→ **EXERCISE INSTRUCTIONS**: Reproduce each line of the material exactly, minus any picture.

→ **EXTRACTED INFORMATION**:

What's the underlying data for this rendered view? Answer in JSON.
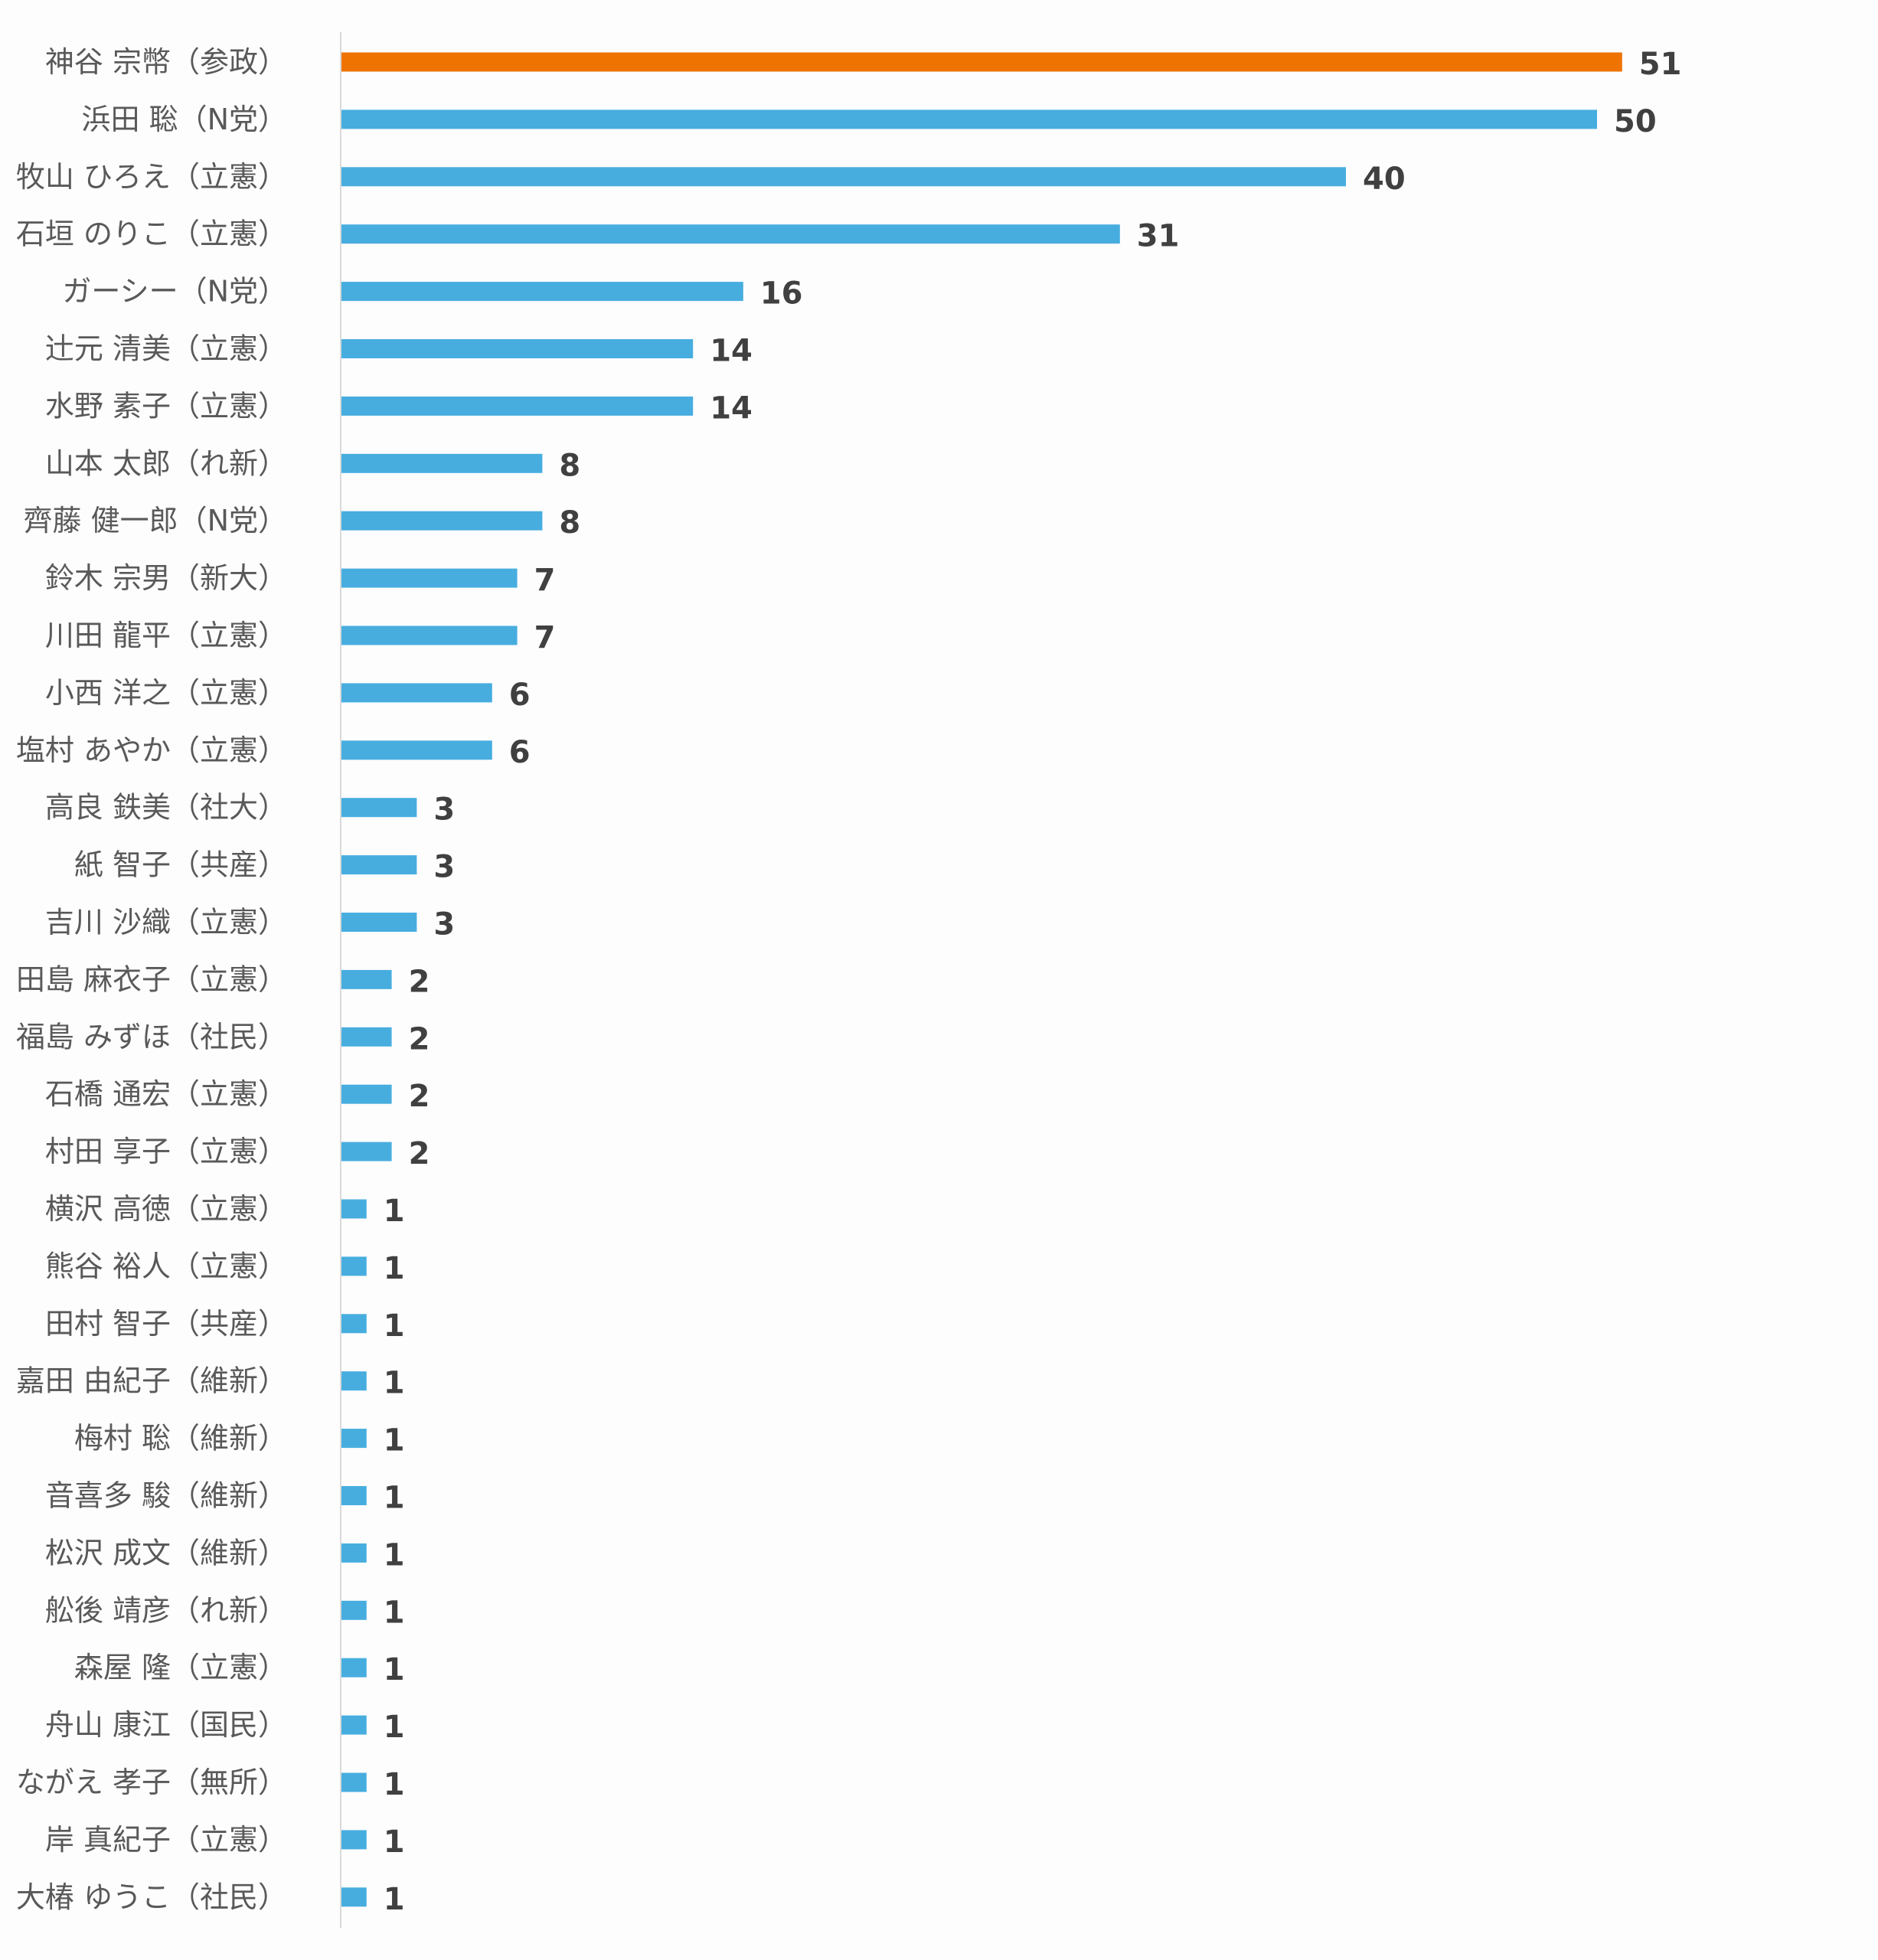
{
  "chart_data": {
    "type": "bar",
    "orientation": "horizontal",
    "categories": [
      "神谷 宗幣（参政）",
      "浜田 聡（N党）",
      "牧山 ひろえ（立憲）",
      "石垣 のりこ（立憲）",
      "ガーシー（N党）",
      "辻元 清美（立憲）",
      "水野 素子（立憲）",
      "山本 太郎（れ新）",
      "齊藤 健一郎（N党）",
      "鈴木 宗男（新大）",
      "川田 龍平（立憲）",
      "小西 洋之（立憲）",
      "塩村 あやか（立憲）",
      "高良 鉄美（社大）",
      "紙 智子（共産）",
      "吉川 沙織（立憲）",
      "田島 麻衣子（立憲）",
      "福島 みずほ（社民）",
      "石橋 通宏（立憲）",
      "村田 享子（立憲）",
      "横沢 高徳（立憲）",
      "熊谷 裕人（立憲）",
      "田村 智子（共産）",
      "嘉田 由紀子（維新）",
      "梅村 聡（維新）",
      "音喜多 駿（維新）",
      "松沢 成文（維新）",
      "舩後 靖彦（れ新）",
      "森屋 隆（立憲）",
      "舟山 康江（国民）",
      "ながえ 孝子（無所）",
      "岸 真紀子（立憲）",
      "大椿 ゆうこ（社民）"
    ],
    "values": [
      51,
      50,
      40,
      31,
      16,
      14,
      14,
      8,
      8,
      7,
      7,
      6,
      6,
      3,
      3,
      3,
      2,
      2,
      2,
      2,
      1,
      1,
      1,
      1,
      1,
      1,
      1,
      1,
      1,
      1,
      1,
      1,
      1
    ],
    "highlight_index": 0,
    "colors": {
      "highlight": "#EE7300",
      "default": "#47ADDF",
      "axis": "#D9D9D9",
      "category_text": "#595959",
      "value_text": "#404040"
    },
    "xlim": [
      0,
      55
    ],
    "grid": false,
    "legend": "none",
    "data_labels": true
  }
}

→ **COMPLETE OUTPUT**:
What's the underlying data for this rendered view? Answer in JSON.
{
  "chart_data": {
    "type": "bar",
    "orientation": "horizontal",
    "categories": [
      "神谷 宗幣（参政）",
      "浜田 聡（N党）",
      "牧山 ひろえ（立憲）",
      "石垣 のりこ（立憲）",
      "ガーシー（N党）",
      "辻元 清美（立憲）",
      "水野 素子（立憲）",
      "山本 太郎（れ新）",
      "齊藤 健一郎（N党）",
      "鈴木 宗男（新大）",
      "川田 龍平（立憲）",
      "小西 洋之（立憲）",
      "塩村 あやか（立憲）",
      "高良 鉄美（社大）",
      "紙 智子（共産）",
      "吉川 沙織（立憲）",
      "田島 麻衣子（立憲）",
      "福島 みずほ（社民）",
      "石橋 通宏（立憲）",
      "村田 享子（立憲）",
      "横沢 高徳（立憲）",
      "熊谷 裕人（立憲）",
      "田村 智子（共産）",
      "嘉田 由紀子（維新）",
      "梅村 聡（維新）",
      "音喜多 駿（維新）",
      "松沢 成文（維新）",
      "舩後 靖彦（れ新）",
      "森屋 隆（立憲）",
      "舟山 康江（国民）",
      "ながえ 孝子（無所）",
      "岸 真紀子（立憲）",
      "大椿 ゆうこ（社民）"
    ],
    "values": [
      51,
      50,
      40,
      31,
      16,
      14,
      14,
      8,
      8,
      7,
      7,
      6,
      6,
      3,
      3,
      3,
      2,
      2,
      2,
      2,
      1,
      1,
      1,
      1,
      1,
      1,
      1,
      1,
      1,
      1,
      1,
      1,
      1
    ],
    "highlight_index": 0,
    "colors": {
      "highlight": "#EE7300",
      "default": "#47ADDF",
      "axis": "#D9D9D9",
      "category_text": "#595959",
      "value_text": "#404040"
    },
    "xlim": [
      0,
      55
    ],
    "grid": false,
    "legend": "none",
    "data_labels": true
  }
}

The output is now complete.